_Stated exercise:_ Leaving out the pictures, transcribe all of the records faithfully.

_Provided material:_
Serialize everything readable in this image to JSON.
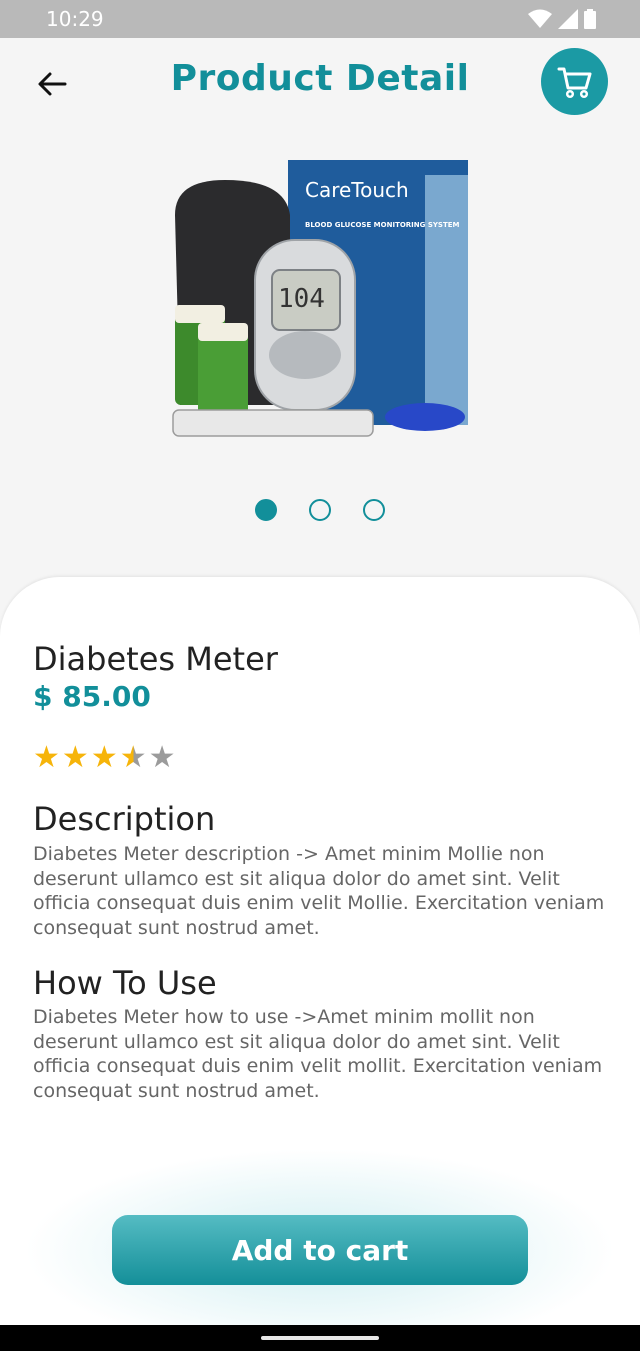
{
  "status_bar": {
    "time": "10:29"
  },
  "header": {
    "title": "Product Detail"
  },
  "product": {
    "name": "Diabetes Meter",
    "price": "$ 85.00",
    "rating": 3.5,
    "rating_max": 5,
    "image_brand": "CareTouch",
    "image_box_text": "BLOOD GLUCOSE MONITORING SYSTEM",
    "image_display": "104",
    "image_count": 3,
    "image_active_index": 0
  },
  "description": {
    "title": "Description",
    "text": "Diabetes Meter description -> Amet minim Mollie non deserunt ullamco est sit aliqua dolor do amet sint. Velit officia consequat duis enim velit Mollie. Exercitation veniam consequat sunt nostrud amet."
  },
  "how_to_use": {
    "title": "How To Use",
    "text": "Diabetes Meter how to use ->Amet minim mollit non deserunt ullamco est sit aliqua dolor do amet sint. Velit officia consequat duis enim velit mollit. Exercitation veniam consequat sunt nostrud amet."
  },
  "actions": {
    "add_to_cart": "Add to cart"
  },
  "colors": {
    "accent": "#128f9a",
    "star": "#f6b40a",
    "star_empty": "#9b9b9b"
  },
  "icons": {
    "back": "arrow-left-icon",
    "cart": "shopping-cart-icon"
  }
}
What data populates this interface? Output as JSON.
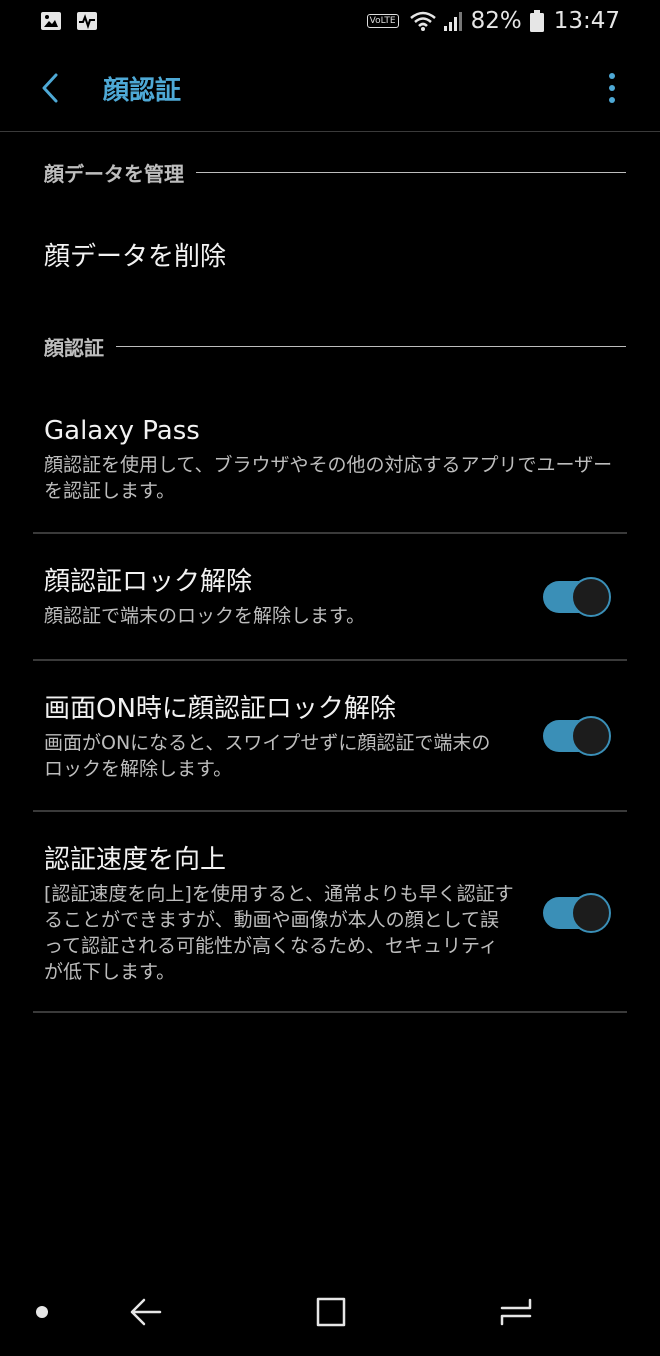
{
  "status_bar": {
    "volte": "VoLTE",
    "battery": "82%",
    "time": "13:47",
    "icons": [
      "image-icon",
      "activity-icon",
      "wifi-icon",
      "signal-icon",
      "battery-icon"
    ]
  },
  "app_bar": {
    "title": "顔認証",
    "accent_color": "#4ea9d6"
  },
  "sections": {
    "manage": {
      "header": "顔データを管理",
      "delete_item": "顔データを削除"
    },
    "face_recognition": {
      "header": "顔認証"
    }
  },
  "items": {
    "galaxy_pass": {
      "title": "Galaxy Pass",
      "desc": "顔認証を使用して、ブラウザやその他の対応するアプリでユーザーを認証します。"
    },
    "face_unlock": {
      "title": "顔認証ロック解除",
      "desc": "顔認証で端末のロックを解除します。",
      "enabled": true
    },
    "screen_on_unlock": {
      "title": "画面ON時に顔認証ロック解除",
      "desc": "画面がONになると、スワイプせずに顔認証で端末のロックを解除します。",
      "enabled": true
    },
    "faster_recognition": {
      "title": "認証速度を向上",
      "desc": "[認証速度を向上]を使用すると、通常よりも早く認証することができますが、動画や画像が本人の顔として誤って認証される可能性が高くなるため、セキュリティが低下します。",
      "enabled": true
    }
  },
  "nav_bar": {
    "icons": [
      "dot-icon",
      "back-arrow-icon",
      "recents-icon",
      "home-icon"
    ]
  }
}
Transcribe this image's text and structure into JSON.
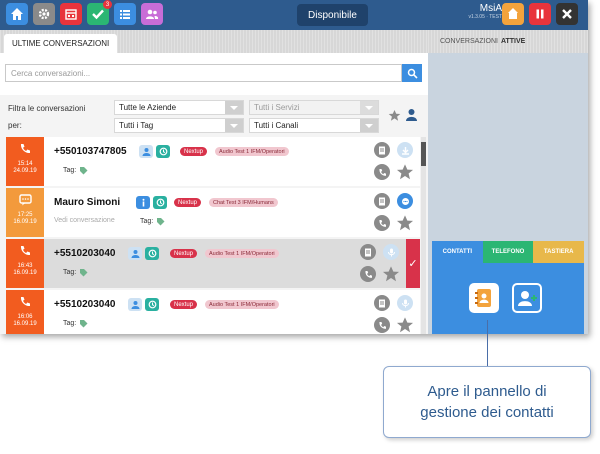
{
  "topbar": {
    "status": "Disponibile",
    "user_name": "MsiA",
    "version": "v1.3.05 · TEST",
    "notification_count": "3",
    "colors": {
      "bar": "#2e5b8e",
      "home": "#3c8ee0",
      "settings": "#8a8a8a",
      "calendar": "#e8343c",
      "tasks": "#2bb673",
      "list": "#3c8ee0",
      "contacts": "#c86dd7",
      "logout": "#f3a33c",
      "pause": "#e8343c",
      "close": "#333333"
    }
  },
  "left": {
    "tab_label": "ULTIME CONVERSAZIONI",
    "search_placeholder": "Cerca conversazioni...",
    "filter_label_1": "Filtra le conversazioni",
    "filter_label_2": "per:",
    "select_aziende": "Tutte le Aziende",
    "select_servizi": "Tutti i Servizi",
    "select_tag": "Tutti i Tag",
    "select_canali": "Tutti i Canali"
  },
  "conversations": [
    {
      "number": "+550103747805",
      "time": "15:14",
      "date": "24.09.19",
      "tag1": "Nextup",
      "tag2": "Audio Test 1 IFM/Operatori",
      "tag_label": "Tag:",
      "side_color": "#f25c1f",
      "channel": "phone-icon"
    },
    {
      "number": "Mauro Simoni",
      "time": "17:25",
      "date": "16.09.19",
      "tag1": "Nextup",
      "tag2": "Chat Test 3 IFM/Humans",
      "tag_label": "Tag:",
      "extra": "Vedi conversazione",
      "side_color": "#f39a3c",
      "channel": "chat-icon"
    },
    {
      "number": "+5510203040",
      "time": "16:43",
      "date": "16.09.19",
      "tag1": "Nextup",
      "tag2": "Audio Test 1 IFM/Operatori",
      "tag_label": "Tag:",
      "side_color": "#f25c1f",
      "channel": "phone-icon"
    },
    {
      "number": "+5510203040",
      "time": "16:06",
      "date": "16.09.19",
      "tag1": "Nextup",
      "tag2": "Audio Test 1 IFM/Operatori",
      "tag_label": "Tag:",
      "side_color": "#f25c1f",
      "channel": "phone-icon"
    }
  ],
  "right": {
    "header_prefix": "CONVERSAZIONI",
    "header_bold": "ATTIVE",
    "tab_contatti": "CONTATTI",
    "tab_telefono": "TELEFONO",
    "tab_tastiera": "TASTIERA",
    "colors": {
      "contatti": "#3c8ee0",
      "telefono": "#2bb673",
      "tastiera": "#e8b84a"
    }
  },
  "callout": {
    "text": "Apre il pannello di gestione dei contatti"
  }
}
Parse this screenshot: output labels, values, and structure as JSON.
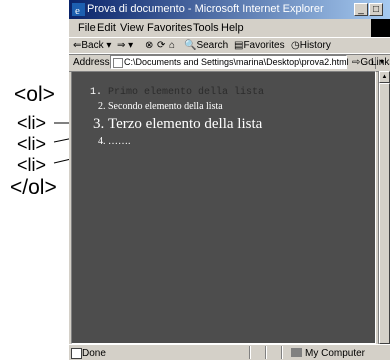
{
  "annotations": {
    "ol_open": "<ol>",
    "li": [
      "<li>",
      "<li>",
      "<li>"
    ],
    "ol_close": "</ol>"
  },
  "window": {
    "title": "Prova di documento - Microsoft Internet Explorer",
    "minimize_label": "_",
    "maximize_label": "□",
    "close_label": "×"
  },
  "menubar": {
    "items": [
      "File",
      "Edit",
      "View",
      "Favorites",
      "Tools",
      "Help"
    ]
  },
  "toolbar": {
    "back": "⇐Back ▾",
    "forward": "⇒ ▾",
    "stop": "⊗",
    "refresh": "⟳",
    "home": "⌂",
    "search": "🔍Search",
    "favorites": "▤Favorites",
    "history": "◷History"
  },
  "addressbar": {
    "label": "Address",
    "value": "C:\\Documents and Settings\\marina\\Desktop\\prova2.html",
    "go": "⇨Go",
    "links": "Links"
  },
  "content": {
    "list": [
      "Primo elemento della lista",
      "Secondo elemento della lista",
      "Terzo elemento della lista",
      "……."
    ]
  },
  "statusbar": {
    "status": "Done",
    "zone": "My Computer"
  },
  "colors": {
    "content_bg": "#4d4d4d",
    "title_gradient_start": "#0a246a"
  }
}
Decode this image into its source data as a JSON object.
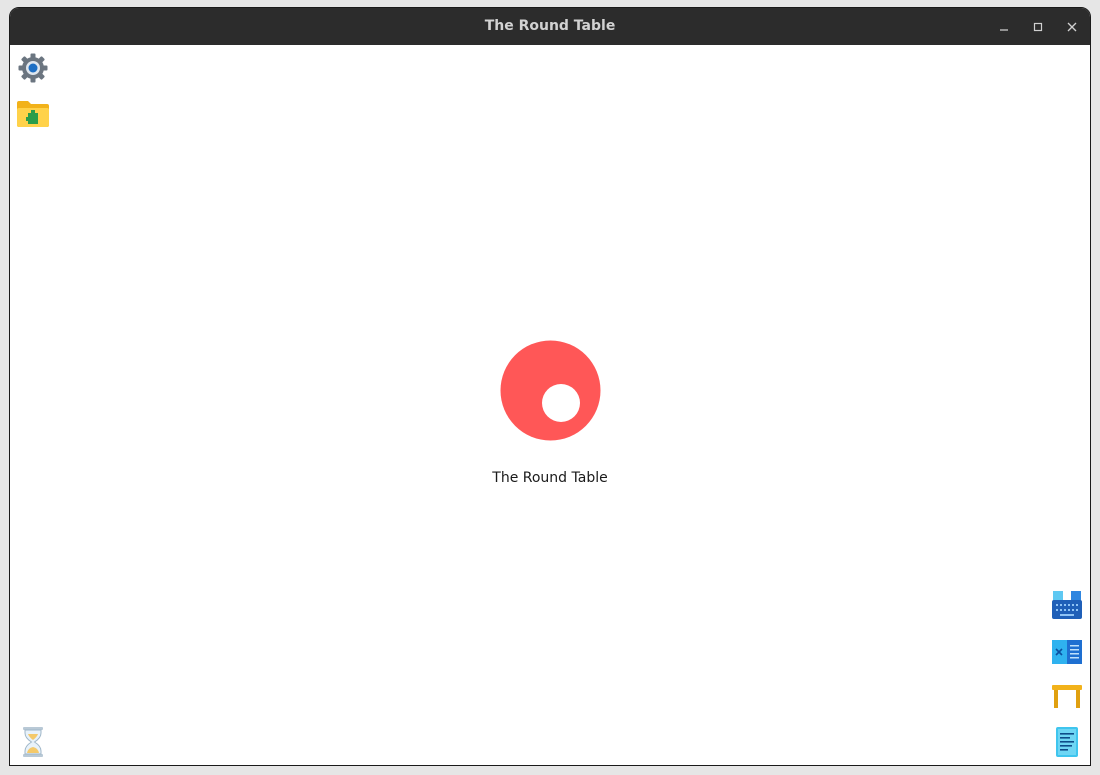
{
  "window": {
    "title": "The Round Table",
    "controls": {
      "minimize": "minimize-icon",
      "maximize": "maximize-icon",
      "close": "close-icon"
    }
  },
  "app": {
    "name": "The Round Table",
    "logo_color": "#ff5757"
  },
  "desktop_icons": {
    "left": [
      "settings-gear-icon",
      "folder-extension-icon",
      "hourglass-icon"
    ],
    "right": [
      "keyboard-icon",
      "vscode-icon",
      "table-icon",
      "text-document-icon"
    ]
  },
  "colors": {
    "titlebar": "#2c2c2c",
    "background": "#ffffff",
    "accent": "#ff5757"
  }
}
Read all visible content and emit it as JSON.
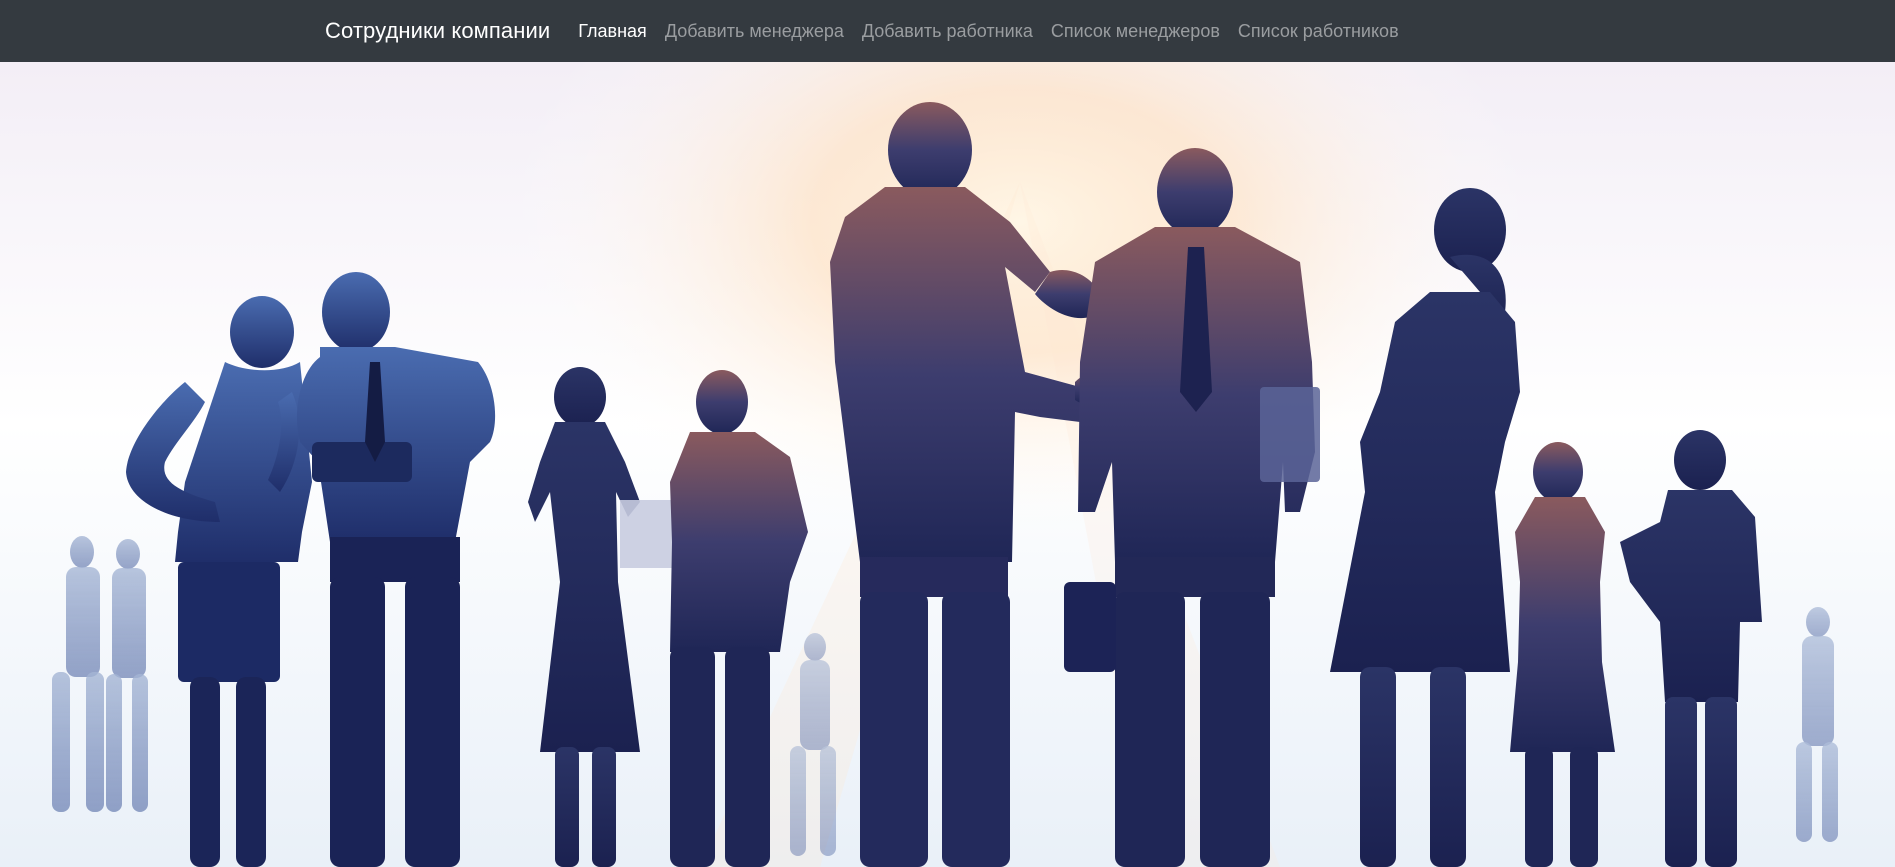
{
  "navbar": {
    "brand": "Сотрудники компании",
    "links": [
      {
        "label": "Главная",
        "active": true
      },
      {
        "label": "Добавить менеджера",
        "active": false
      },
      {
        "label": "Добавить работника",
        "active": false
      },
      {
        "label": "Список менеджеров",
        "active": false
      },
      {
        "label": "Список работников",
        "active": false
      }
    ]
  },
  "colors": {
    "navbar_bg": "#343a40",
    "nav_active": "#ffffff",
    "nav_inactive": "#9a9da0",
    "silhouette_dark": "#1e2550",
    "silhouette_blue": "#3a5a9c",
    "sunburst": "#f2b48a"
  },
  "hero": {
    "image": "business-people-silhouettes"
  }
}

_Solved problem:_
Serialize everything readable in this image to JSON.
{
  "status_bar": {
    "time": "10:29"
  },
  "header": {
    "title": "Product Detail"
  },
  "product": {
    "name": "Diabetes Meter",
    "price": "$ 85.00",
    "rating": 3.5,
    "rating_max": 5,
    "image_brand": "CareTouch",
    "image_box_text": "BLOOD GLUCOSE MONITORING SYSTEM",
    "image_display": "104",
    "image_count": 3,
    "image_active_index": 0
  },
  "description": {
    "title": "Description",
    "text": "Diabetes Meter description -> Amet minim Mollie non deserunt ullamco est sit aliqua dolor do amet sint. Velit officia consequat duis enim velit Mollie. Exercitation veniam consequat sunt nostrud amet."
  },
  "how_to_use": {
    "title": "How To Use",
    "text": "Diabetes Meter how to use ->Amet minim mollit non deserunt ullamco est sit aliqua dolor do amet sint. Velit officia consequat duis enim velit mollit. Exercitation veniam consequat sunt nostrud amet."
  },
  "actions": {
    "add_to_cart": "Add to cart"
  },
  "colors": {
    "accent": "#128f9a",
    "star": "#f6b40a",
    "star_empty": "#9b9b9b"
  },
  "icons": {
    "back": "arrow-left-icon",
    "cart": "shopping-cart-icon"
  }
}
What data populates this interface? Output as JSON.
{
  "status_bar": {
    "volte": "VoLTE",
    "battery": "82%",
    "time": "13:47",
    "icons": [
      "image-icon",
      "activity-icon",
      "wifi-icon",
      "signal-icon",
      "battery-icon"
    ]
  },
  "app_bar": {
    "title": "顔認証",
    "accent_color": "#4ea9d6"
  },
  "sections": {
    "manage": {
      "header": "顔データを管理",
      "delete_item": "顔データを削除"
    },
    "face_recognition": {
      "header": "顔認証"
    }
  },
  "items": {
    "galaxy_pass": {
      "title": "Galaxy Pass",
      "desc": "顔認証を使用して、ブラウザやその他の対応するアプリでユーザーを認証します。"
    },
    "face_unlock": {
      "title": "顔認証ロック解除",
      "desc": "顔認証で端末のロックを解除します。",
      "enabled": true
    },
    "screen_on_unlock": {
      "title": "画面ON時に顔認証ロック解除",
      "desc": "画面がONになると、スワイプせずに顔認証で端末のロックを解除します。",
      "enabled": true
    },
    "faster_recognition": {
      "title": "認証速度を向上",
      "desc": "[認証速度を向上]を使用すると、通常よりも早く認証することができますが、動画や画像が本人の顔として誤って認証される可能性が高くなるため、セキュリティが低下します。",
      "enabled": true
    }
  },
  "nav_bar": {
    "icons": [
      "dot-icon",
      "back-arrow-icon",
      "recents-icon",
      "home-icon"
    ]
  }
}
Transcribe this image's text and structure into JSON.
{
  "topbar": {
    "status": "Disponibile",
    "user_name": "MsiA",
    "version": "v1.3.05 · TEST",
    "notification_count": "3",
    "colors": {
      "bar": "#2e5b8e",
      "home": "#3c8ee0",
      "settings": "#8a8a8a",
      "calendar": "#e8343c",
      "tasks": "#2bb673",
      "list": "#3c8ee0",
      "contacts": "#c86dd7",
      "logout": "#f3a33c",
      "pause": "#e8343c",
      "close": "#333333"
    }
  },
  "left": {
    "tab_label": "ULTIME CONVERSAZIONI",
    "search_placeholder": "Cerca conversazioni...",
    "filter_label_1": "Filtra le conversazioni",
    "filter_label_2": "per:",
    "select_aziende": "Tutte le Aziende",
    "select_servizi": "Tutti i Servizi",
    "select_tag": "Tutti i Tag",
    "select_canali": "Tutti i Canali"
  },
  "conversations": [
    {
      "number": "+550103747805",
      "time": "15:14",
      "date": "24.09.19",
      "tag1": "Nextup",
      "tag2": "Audio Test 1 IFM/Operatori",
      "tag_label": "Tag:",
      "side_color": "#f25c1f",
      "channel": "phone-icon"
    },
    {
      "number": "Mauro Simoni",
      "time": "17:25",
      "date": "16.09.19",
      "tag1": "Nextup",
      "tag2": "Chat Test 3 IFM/Humans",
      "tag_label": "Tag:",
      "extra": "Vedi conversazione",
      "side_color": "#f39a3c",
      "channel": "chat-icon"
    },
    {
      "number": "+5510203040",
      "time": "16:43",
      "date": "16.09.19",
      "tag1": "Nextup",
      "tag2": "Audio Test 1 IFM/Operatori",
      "tag_label": "Tag:",
      "side_color": "#f25c1f",
      "channel": "phone-icon"
    },
    {
      "number": "+5510203040",
      "time": "16:06",
      "date": "16.09.19",
      "tag1": "Nextup",
      "tag2": "Audio Test 1 IFM/Operatori",
      "tag_label": "Tag:",
      "side_color": "#f25c1f",
      "channel": "phone-icon"
    }
  ],
  "right": {
    "header_prefix": "CONVERSAZIONI",
    "header_bold": "ATTIVE",
    "tab_contatti": "CONTATTI",
    "tab_telefono": "TELEFONO",
    "tab_tastiera": "TASTIERA",
    "colors": {
      "contatti": "#3c8ee0",
      "telefono": "#2bb673",
      "tastiera": "#e8b84a"
    }
  },
  "callout": {
    "text": "Apre il pannello di gestione dei contatti"
  }
}
Parse this screenshot: output labels, values, and structure as JSON.
{
  "annotations": {
    "ol_open": "<ol>",
    "li": [
      "<li>",
      "<li>",
      "<li>"
    ],
    "ol_close": "</ol>"
  },
  "window": {
    "title": "Prova di documento - Microsoft Internet Explorer",
    "minimize_label": "_",
    "maximize_label": "□",
    "close_label": "×"
  },
  "menubar": {
    "items": [
      "File",
      "Edit",
      "View",
      "Favorites",
      "Tools",
      "Help"
    ]
  },
  "toolbar": {
    "back": "⇐Back ▾",
    "forward": "⇒ ▾",
    "stop": "⊗",
    "refresh": "⟳",
    "home": "⌂",
    "search": "🔍Search",
    "favorites": "▤Favorites",
    "history": "◷History"
  },
  "addressbar": {
    "label": "Address",
    "value": "C:\\Documents and Settings\\marina\\Desktop\\prova2.html",
    "go": "⇨Go",
    "links": "Links"
  },
  "content": {
    "list": [
      "Primo elemento della lista",
      "Secondo elemento della lista",
      "Terzo elemento della lista",
      "……."
    ]
  },
  "statusbar": {
    "status": "Done",
    "zone": "My Computer"
  },
  "colors": {
    "content_bg": "#4d4d4d",
    "title_gradient_start": "#0a246a"
  }
}
Decode this image into its source data as a JSON object.
{
  "window": {
    "title": "The Round Table",
    "controls": {
      "minimize": "minimize-icon",
      "maximize": "maximize-icon",
      "close": "close-icon"
    }
  },
  "app": {
    "name": "The Round Table",
    "logo_color": "#ff5757"
  },
  "desktop_icons": {
    "left": [
      "settings-gear-icon",
      "folder-extension-icon",
      "hourglass-icon"
    ],
    "right": [
      "keyboard-icon",
      "vscode-icon",
      "table-icon",
      "text-document-icon"
    ]
  },
  "colors": {
    "titlebar": "#2c2c2c",
    "background": "#ffffff",
    "accent": "#ff5757"
  }
}
Read all visible content and emit it as JSON.
{
  "navbar": {
    "brand": "Сотрудники компании",
    "links": [
      {
        "label": "Главная",
        "active": true
      },
      {
        "label": "Добавить менеджера",
        "active": false
      },
      {
        "label": "Добавить работника",
        "active": false
      },
      {
        "label": "Список менеджеров",
        "active": false
      },
      {
        "label": "Список работников",
        "active": false
      }
    ]
  },
  "colors": {
    "navbar_bg": "#343a40",
    "nav_active": "#ffffff",
    "nav_inactive": "#9a9da0",
    "silhouette_dark": "#1e2550",
    "silhouette_blue": "#3a5a9c",
    "sunburst": "#f2b48a"
  },
  "hero": {
    "image": "business-people-silhouettes"
  }
}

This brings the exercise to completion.